>> START Raw data

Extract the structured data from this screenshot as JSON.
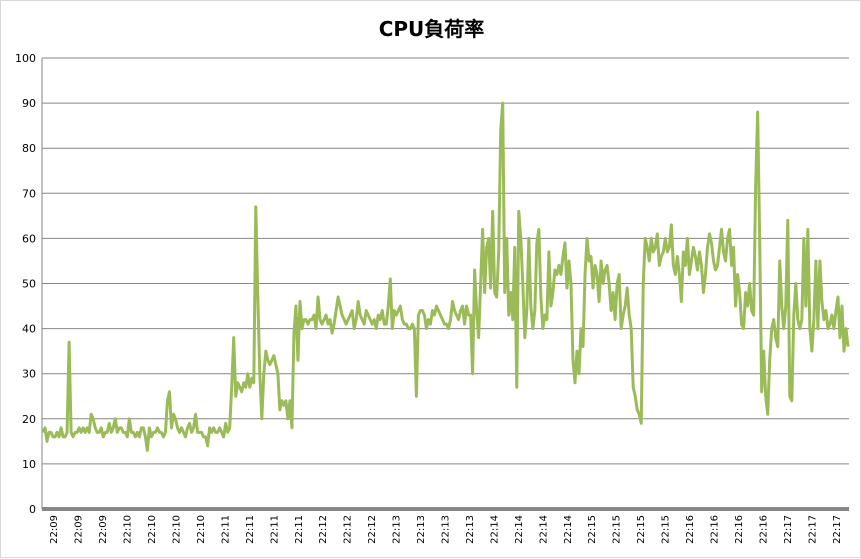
{
  "chart_data": {
    "type": "line",
    "title": "CPU負荷率",
    "xlabel": "",
    "ylabel": "",
    "ylim": [
      0,
      100
    ],
    "yticks": [
      0,
      10,
      20,
      30,
      40,
      50,
      60,
      70,
      80,
      90,
      100
    ],
    "grid": true,
    "legend": "none",
    "x_tick_labels": [
      "22:09",
      "22:09",
      "22:09",
      "22:10",
      "22:10",
      "22:10",
      "22:10",
      "22:11",
      "22:11",
      "22:11",
      "22:11",
      "22:12",
      "22:12",
      "22:12",
      "22:13",
      "22:13",
      "22:13",
      "22:13",
      "22:14",
      "22:14",
      "22:14",
      "22:14",
      "22:15",
      "22:15",
      "22:15",
      "22:15",
      "22:16",
      "22:16",
      "22:16",
      "22:16",
      "22:17",
      "22:17",
      "22:17"
    ],
    "series": [
      {
        "color": "#9bbb59",
        "values": [
          17,
          18,
          15,
          17,
          17,
          16,
          16,
          17,
          16,
          18,
          16,
          16,
          17,
          37,
          17,
          16,
          17,
          17,
          18,
          17,
          18,
          17,
          18,
          17,
          21,
          20,
          18,
          17,
          17,
          18,
          16,
          17,
          17,
          19,
          17,
          18,
          20,
          17,
          18,
          18,
          17,
          17,
          16,
          20,
          17,
          17,
          16,
          17,
          16,
          18,
          18,
          16,
          13,
          18,
          16,
          17,
          17,
          18,
          17,
          17,
          16,
          17,
          24,
          26,
          18,
          21,
          20,
          18,
          17,
          18,
          17,
          16,
          18,
          19,
          17,
          18,
          21,
          17,
          17,
          17,
          16,
          16,
          14,
          18,
          17,
          18,
          17,
          17,
          18,
          17,
          16,
          19,
          17,
          18,
          27,
          38,
          25,
          28,
          27,
          26,
          28,
          27,
          30,
          27,
          29,
          28,
          67,
          47,
          30,
          20,
          30,
          35,
          33,
          32,
          33,
          34,
          32,
          30,
          22,
          24,
          23,
          24,
          20,
          24,
          18,
          39,
          45,
          33,
          46,
          40,
          42,
          42,
          41,
          42,
          42,
          43,
          40,
          47,
          42,
          41,
          42,
          43,
          41,
          42,
          39,
          41,
          44,
          47,
          45,
          43,
          42,
          41,
          42,
          43,
          44,
          40,
          42,
          46,
          43,
          42,
          41,
          44,
          43,
          42,
          41,
          42,
          40,
          43,
          42,
          44,
          41,
          41,
          45,
          51,
          40,
          44,
          43,
          44,
          45,
          42,
          41,
          41,
          40,
          40,
          41,
          40,
          25,
          43,
          44,
          44,
          43,
          40,
          42,
          41,
          44,
          43,
          45,
          44,
          43,
          42,
          41,
          41,
          40,
          42,
          46,
          44,
          43,
          42,
          44,
          45,
          41,
          45,
          43,
          43,
          30,
          53,
          44,
          38,
          50,
          62,
          48,
          58,
          60,
          49,
          66,
          48,
          47,
          57,
          84,
          90,
          48,
          60,
          43,
          48,
          42,
          58,
          27,
          66,
          60,
          50,
          38,
          44,
          60,
          45,
          40,
          44,
          59,
          62,
          47,
          40,
          43,
          42,
          57,
          45,
          48,
          53,
          52,
          54,
          52,
          56,
          59,
          49,
          55,
          50,
          33,
          28,
          35,
          30,
          40,
          36,
          52,
          60,
          55,
          56,
          49,
          54,
          52,
          46,
          55,
          50,
          53,
          54,
          50,
          44,
          48,
          42,
          50,
          52,
          40,
          43,
          45,
          49,
          43,
          40,
          27,
          25,
          22,
          21,
          19,
          50,
          60,
          58,
          55,
          60,
          57,
          58,
          61,
          54,
          56,
          57,
          60,
          57,
          58,
          63,
          54,
          52,
          56,
          52,
          46,
          57,
          54,
          60,
          52,
          55,
          58,
          56,
          53,
          57,
          54,
          48,
          52,
          58,
          61,
          59,
          55,
          53,
          54,
          58,
          62,
          57,
          55,
          60,
          62,
          54,
          58,
          45,
          52,
          48,
          41,
          40,
          48,
          45,
          50,
          44,
          43,
          72,
          88,
          60,
          26,
          35,
          25,
          21,
          33,
          40,
          42,
          38,
          36,
          55,
          45,
          40,
          45,
          64,
          25,
          24,
          43,
          50,
          42,
          40,
          42,
          60,
          45,
          62,
          40,
          35,
          42,
          55,
          40,
          55,
          46,
          42,
          44,
          40,
          41,
          43,
          40,
          44,
          47,
          38,
          45,
          35,
          40,
          36
        ]
      }
    ]
  }
}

>> END Raw data

● Job: Extract the text of all the records above verbatim, excluding pictures.

● Solution for this task:
Extract the structured data from this screenshot as JSON.
{
  "chart_data": {
    "type": "line",
    "title": "CPU負荷率",
    "xlabel": "",
    "ylabel": "",
    "ylim": [
      0,
      100
    ],
    "yticks": [
      0,
      10,
      20,
      30,
      40,
      50,
      60,
      70,
      80,
      90,
      100
    ],
    "grid": true,
    "legend": "none",
    "x_tick_labels": [
      "22:09",
      "22:09",
      "22:09",
      "22:10",
      "22:10",
      "22:10",
      "22:10",
      "22:11",
      "22:11",
      "22:11",
      "22:11",
      "22:12",
      "22:12",
      "22:12",
      "22:13",
      "22:13",
      "22:13",
      "22:13",
      "22:14",
      "22:14",
      "22:14",
      "22:14",
      "22:15",
      "22:15",
      "22:15",
      "22:15",
      "22:16",
      "22:16",
      "22:16",
      "22:16",
      "22:17",
      "22:17",
      "22:17"
    ],
    "series": [
      {
        "color": "#9bbb59",
        "values": [
          17,
          18,
          15,
          17,
          17,
          16,
          16,
          17,
          16,
          18,
          16,
          16,
          17,
          37,
          17,
          16,
          17,
          17,
          18,
          17,
          18,
          17,
          18,
          17,
          21,
          20,
          18,
          17,
          17,
          18,
          16,
          17,
          17,
          19,
          17,
          18,
          20,
          17,
          18,
          18,
          17,
          17,
          16,
          20,
          17,
          17,
          16,
          17,
          16,
          18,
          18,
          16,
          13,
          18,
          16,
          17,
          17,
          18,
          17,
          17,
          16,
          17,
          24,
          26,
          18,
          21,
          20,
          18,
          17,
          18,
          17,
          16,
          18,
          19,
          17,
          18,
          21,
          17,
          17,
          17,
          16,
          16,
          14,
          18,
          17,
          18,
          17,
          17,
          18,
          17,
          16,
          19,
          17,
          18,
          27,
          38,
          25,
          28,
          27,
          26,
          28,
          27,
          30,
          27,
          29,
          28,
          67,
          47,
          30,
          20,
          30,
          35,
          33,
          32,
          33,
          34,
          32,
          30,
          22,
          24,
          23,
          24,
          20,
          24,
          18,
          39,
          45,
          33,
          46,
          40,
          42,
          42,
          41,
          42,
          42,
          43,
          40,
          47,
          42,
          41,
          42,
          43,
          41,
          42,
          39,
          41,
          44,
          47,
          45,
          43,
          42,
          41,
          42,
          43,
          44,
          40,
          42,
          46,
          43,
          42,
          41,
          44,
          43,
          42,
          41,
          42,
          40,
          43,
          42,
          44,
          41,
          41,
          45,
          51,
          40,
          44,
          43,
          44,
          45,
          42,
          41,
          41,
          40,
          40,
          41,
          40,
          25,
          43,
          44,
          44,
          43,
          40,
          42,
          41,
          44,
          43,
          45,
          44,
          43,
          42,
          41,
          41,
          40,
          42,
          46,
          44,
          43,
          42,
          44,
          45,
          41,
          45,
          43,
          43,
          30,
          53,
          44,
          38,
          50,
          62,
          48,
          58,
          60,
          49,
          66,
          48,
          47,
          57,
          84,
          90,
          48,
          60,
          43,
          48,
          42,
          58,
          27,
          66,
          60,
          50,
          38,
          44,
          60,
          45,
          40,
          44,
          59,
          62,
          47,
          40,
          43,
          42,
          57,
          45,
          48,
          53,
          52,
          54,
          52,
          56,
          59,
          49,
          55,
          50,
          33,
          28,
          35,
          30,
          40,
          36,
          52,
          60,
          55,
          56,
          49,
          54,
          52,
          46,
          55,
          50,
          53,
          54,
          50,
          44,
          48,
          42,
          50,
          52,
          40,
          43,
          45,
          49,
          43,
          40,
          27,
          25,
          22,
          21,
          19,
          50,
          60,
          58,
          55,
          60,
          57,
          58,
          61,
          54,
          56,
          57,
          60,
          57,
          58,
          63,
          54,
          52,
          56,
          52,
          46,
          57,
          54,
          60,
          52,
          55,
          58,
          56,
          53,
          57,
          54,
          48,
          52,
          58,
          61,
          59,
          55,
          53,
          54,
          58,
          62,
          57,
          55,
          60,
          62,
          54,
          58,
          45,
          52,
          48,
          41,
          40,
          48,
          45,
          50,
          44,
          43,
          72,
          88,
          60,
          26,
          35,
          25,
          21,
          33,
          40,
          42,
          38,
          36,
          55,
          45,
          40,
          45,
          64,
          25,
          24,
          43,
          50,
          42,
          40,
          42,
          60,
          45,
          62,
          40,
          35,
          42,
          55,
          40,
          55,
          46,
          42,
          44,
          40,
          41,
          43,
          40,
          44,
          47,
          38,
          45,
          35,
          40,
          36
        ]
      }
    ]
  }
}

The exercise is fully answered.